> [SET TASK]: Retype every entry word for word.

> [MATERIAL FOR THIS EXERCISE]:
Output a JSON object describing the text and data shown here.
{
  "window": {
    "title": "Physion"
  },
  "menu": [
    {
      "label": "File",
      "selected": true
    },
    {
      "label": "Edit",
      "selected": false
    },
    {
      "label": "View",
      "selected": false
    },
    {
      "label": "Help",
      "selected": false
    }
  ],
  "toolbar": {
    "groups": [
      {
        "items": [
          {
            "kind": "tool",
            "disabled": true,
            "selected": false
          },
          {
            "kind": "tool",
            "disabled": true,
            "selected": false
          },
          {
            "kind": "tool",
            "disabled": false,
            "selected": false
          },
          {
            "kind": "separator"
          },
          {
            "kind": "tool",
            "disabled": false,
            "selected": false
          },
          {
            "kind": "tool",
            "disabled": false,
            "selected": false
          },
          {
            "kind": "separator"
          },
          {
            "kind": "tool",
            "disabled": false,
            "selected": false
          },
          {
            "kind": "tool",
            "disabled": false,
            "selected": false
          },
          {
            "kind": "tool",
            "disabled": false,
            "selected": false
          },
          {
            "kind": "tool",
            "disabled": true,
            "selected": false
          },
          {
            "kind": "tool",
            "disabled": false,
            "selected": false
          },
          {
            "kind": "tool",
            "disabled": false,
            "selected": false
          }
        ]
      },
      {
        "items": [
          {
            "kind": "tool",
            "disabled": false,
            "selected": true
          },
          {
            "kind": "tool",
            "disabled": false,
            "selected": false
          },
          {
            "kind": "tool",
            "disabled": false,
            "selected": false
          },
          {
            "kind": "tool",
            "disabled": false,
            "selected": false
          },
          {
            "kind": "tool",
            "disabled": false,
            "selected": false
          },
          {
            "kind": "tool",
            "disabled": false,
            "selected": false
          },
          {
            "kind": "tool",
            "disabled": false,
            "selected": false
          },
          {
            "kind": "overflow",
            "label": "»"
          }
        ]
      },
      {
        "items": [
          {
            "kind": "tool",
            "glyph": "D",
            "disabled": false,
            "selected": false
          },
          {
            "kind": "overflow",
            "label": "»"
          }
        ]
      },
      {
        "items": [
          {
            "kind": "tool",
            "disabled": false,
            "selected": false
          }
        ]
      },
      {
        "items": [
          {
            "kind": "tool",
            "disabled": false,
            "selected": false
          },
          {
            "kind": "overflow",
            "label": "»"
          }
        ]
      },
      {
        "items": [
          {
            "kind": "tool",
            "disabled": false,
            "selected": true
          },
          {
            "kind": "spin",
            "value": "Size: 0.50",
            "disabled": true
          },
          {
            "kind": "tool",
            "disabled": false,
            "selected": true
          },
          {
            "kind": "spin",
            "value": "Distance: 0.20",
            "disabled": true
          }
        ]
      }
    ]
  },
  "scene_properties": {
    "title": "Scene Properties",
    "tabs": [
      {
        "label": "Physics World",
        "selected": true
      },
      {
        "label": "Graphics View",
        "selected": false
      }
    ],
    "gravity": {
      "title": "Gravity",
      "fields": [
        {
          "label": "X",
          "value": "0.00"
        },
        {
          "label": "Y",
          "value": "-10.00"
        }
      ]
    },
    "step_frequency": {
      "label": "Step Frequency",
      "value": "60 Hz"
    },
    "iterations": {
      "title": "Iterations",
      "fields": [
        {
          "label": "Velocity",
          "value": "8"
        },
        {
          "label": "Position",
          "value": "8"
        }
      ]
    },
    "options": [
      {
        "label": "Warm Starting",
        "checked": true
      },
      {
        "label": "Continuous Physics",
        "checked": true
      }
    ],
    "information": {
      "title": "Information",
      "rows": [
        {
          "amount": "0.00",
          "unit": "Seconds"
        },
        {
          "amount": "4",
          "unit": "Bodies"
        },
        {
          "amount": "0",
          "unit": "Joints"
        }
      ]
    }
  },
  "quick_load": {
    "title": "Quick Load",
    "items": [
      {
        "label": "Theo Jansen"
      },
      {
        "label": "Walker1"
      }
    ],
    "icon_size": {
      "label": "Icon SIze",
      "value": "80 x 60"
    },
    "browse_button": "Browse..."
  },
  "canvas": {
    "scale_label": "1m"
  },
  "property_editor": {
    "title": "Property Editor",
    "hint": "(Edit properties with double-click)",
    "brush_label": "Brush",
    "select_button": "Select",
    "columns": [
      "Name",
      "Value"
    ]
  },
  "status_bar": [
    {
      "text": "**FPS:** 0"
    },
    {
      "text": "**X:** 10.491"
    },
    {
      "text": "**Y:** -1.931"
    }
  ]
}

> [ANSWER FOR THE TASK]:
Output a JSON object describing the text and data shown here.
{
  "window": {
    "title": "Physion"
  },
  "menu": [
    {
      "label": "File",
      "selected": true
    },
    {
      "label": "Edit",
      "selected": false
    },
    {
      "label": "View",
      "selected": false
    },
    {
      "label": "Help",
      "selected": false
    }
  ],
  "toolbar": {
    "groups": [
      {
        "items": [
          {
            "kind": "tool",
            "disabled": true,
            "selected": false
          },
          {
            "kind": "tool",
            "disabled": true,
            "selected": false
          },
          {
            "kind": "tool",
            "disabled": false,
            "selected": false
          },
          {
            "kind": "separator"
          },
          {
            "kind": "tool",
            "disabled": false,
            "selected": false
          },
          {
            "kind": "tool",
            "disabled": false,
            "selected": false
          },
          {
            "kind": "separator"
          },
          {
            "kind": "tool",
            "disabled": false,
            "selected": false
          },
          {
            "kind": "tool",
            "disabled": false,
            "selected": false
          },
          {
            "kind": "tool",
            "disabled": false,
            "selected": false
          },
          {
            "kind": "tool",
            "disabled": true,
            "selected": false
          },
          {
            "kind": "tool",
            "disabled": false,
            "selected": false
          },
          {
            "kind": "tool",
            "disabled": false,
            "selected": false
          }
        ]
      },
      {
        "items": [
          {
            "kind": "tool",
            "disabled": false,
            "selected": true
          },
          {
            "kind": "tool",
            "disabled": false,
            "selected": false
          },
          {
            "kind": "tool",
            "disabled": false,
            "selected": false
          },
          {
            "kind": "tool",
            "disabled": false,
            "selected": false
          },
          {
            "kind": "tool",
            "disabled": false,
            "selected": false
          },
          {
            "kind": "tool",
            "disabled": false,
            "selected": false
          },
          {
            "kind": "tool",
            "disabled": false,
            "selected": false
          },
          {
            "kind": "overflow",
            "label": "»"
          }
        ]
      },
      {
        "items": [
          {
            "kind": "tool",
            "glyph": "D",
            "disabled": false,
            "selected": false
          },
          {
            "kind": "overflow",
            "label": "»"
          }
        ]
      },
      {
        "items": [
          {
            "kind": "tool",
            "disabled": false,
            "selected": false
          }
        ]
      },
      {
        "items": [
          {
            "kind": "tool",
            "disabled": false,
            "selected": false
          },
          {
            "kind": "overflow",
            "label": "»"
          }
        ]
      },
      {
        "items": [
          {
            "kind": "tool",
            "disabled": false,
            "selected": true
          },
          {
            "kind": "spin",
            "value": "Size: 0.50",
            "disabled": true
          },
          {
            "kind": "tool",
            "disabled": false,
            "selected": true
          },
          {
            "kind": "spin",
            "value": "Distance: 0.20",
            "disabled": true
          }
        ]
      }
    ]
  },
  "scene_properties": {
    "title": "Scene Properties",
    "tabs": [
      {
        "label": "Physics World",
        "selected": true
      },
      {
        "label": "Graphics View",
        "selected": false
      }
    ],
    "gravity": {
      "title": "Gravity",
      "fields": [
        {
          "label": "X",
          "value": "0.00"
        },
        {
          "label": "Y",
          "value": "-10.00"
        }
      ]
    },
    "step_frequency": {
      "label": "Step Frequency",
      "value": "60 Hz"
    },
    "iterations": {
      "title": "Iterations",
      "fields": [
        {
          "label": "Velocity",
          "value": "8"
        },
        {
          "label": "Position",
          "value": "8"
        }
      ]
    },
    "options": [
      {
        "label": "Warm Starting",
        "checked": true
      },
      {
        "label": "Continuous Physics",
        "checked": true
      }
    ],
    "information": {
      "title": "Information",
      "rows": [
        {
          "amount": "0.00",
          "unit": "Seconds"
        },
        {
          "amount": "4",
          "unit": "Bodies"
        },
        {
          "amount": "0",
          "unit": "Joints"
        }
      ]
    }
  },
  "quick_load": {
    "title": "Quick Load",
    "items": [
      {
        "label": "Theo Jansen"
      },
      {
        "label": "Walker1"
      }
    ],
    "icon_size": {
      "label": "Icon SIze",
      "value": "80 x 60"
    },
    "browse_button": "Browse..."
  },
  "canvas": {
    "scale_label": "1m"
  },
  "property_editor": {
    "title": "Property Editor",
    "hint": "(Edit properties with double-click)",
    "brush_label": "Brush",
    "select_button": "Select",
    "columns": [
      "Name",
      "Value"
    ]
  },
  "status_bar": [
    {
      "text": "**FPS:** 0"
    },
    {
      "text": "**X:** 10.491"
    },
    {
      "text": "**Y:** -1.931"
    }
  ]
}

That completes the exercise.